[Collection entries]
____________________

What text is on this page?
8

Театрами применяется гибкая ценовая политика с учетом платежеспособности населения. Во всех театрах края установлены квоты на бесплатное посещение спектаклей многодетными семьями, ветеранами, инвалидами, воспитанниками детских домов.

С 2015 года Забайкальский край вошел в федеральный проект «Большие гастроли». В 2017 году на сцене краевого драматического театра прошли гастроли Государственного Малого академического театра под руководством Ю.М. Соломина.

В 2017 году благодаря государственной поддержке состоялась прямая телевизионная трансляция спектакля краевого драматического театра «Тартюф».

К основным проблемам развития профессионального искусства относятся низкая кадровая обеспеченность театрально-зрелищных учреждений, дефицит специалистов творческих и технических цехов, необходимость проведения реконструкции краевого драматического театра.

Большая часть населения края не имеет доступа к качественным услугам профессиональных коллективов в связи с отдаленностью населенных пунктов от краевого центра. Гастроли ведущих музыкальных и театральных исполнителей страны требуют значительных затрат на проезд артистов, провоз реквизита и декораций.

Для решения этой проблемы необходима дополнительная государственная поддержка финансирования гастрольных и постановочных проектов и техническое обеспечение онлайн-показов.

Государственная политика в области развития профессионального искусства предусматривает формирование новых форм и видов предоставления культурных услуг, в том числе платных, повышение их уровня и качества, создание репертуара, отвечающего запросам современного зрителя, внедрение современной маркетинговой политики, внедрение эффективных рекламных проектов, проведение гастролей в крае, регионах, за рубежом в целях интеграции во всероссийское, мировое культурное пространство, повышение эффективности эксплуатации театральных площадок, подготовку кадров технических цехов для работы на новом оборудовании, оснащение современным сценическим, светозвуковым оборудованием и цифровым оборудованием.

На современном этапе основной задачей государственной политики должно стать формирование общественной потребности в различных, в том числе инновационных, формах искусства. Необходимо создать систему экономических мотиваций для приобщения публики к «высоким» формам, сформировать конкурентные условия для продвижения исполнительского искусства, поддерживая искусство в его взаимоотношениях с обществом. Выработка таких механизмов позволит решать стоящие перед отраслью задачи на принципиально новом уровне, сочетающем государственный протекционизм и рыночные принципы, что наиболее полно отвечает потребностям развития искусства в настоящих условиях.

____________________

→ WHAT THE TASK REQUIRES
Your task is to gather all lines from the entries above that hold the word "году".

→ ANSWER TO THIS TASK
С 2015 года Забайкальский край вошел в федеральный проект «Большие гастроли». В 2017 году на сцене краевого драматического театра прошли гастроли Государственного Малого академического театра под руководством Ю.М. Соломина.
В 2017 году благодаря государственной поддержке состоялась прямая телевизионная трансляция спектакля краевого драматического театра «Тартюф».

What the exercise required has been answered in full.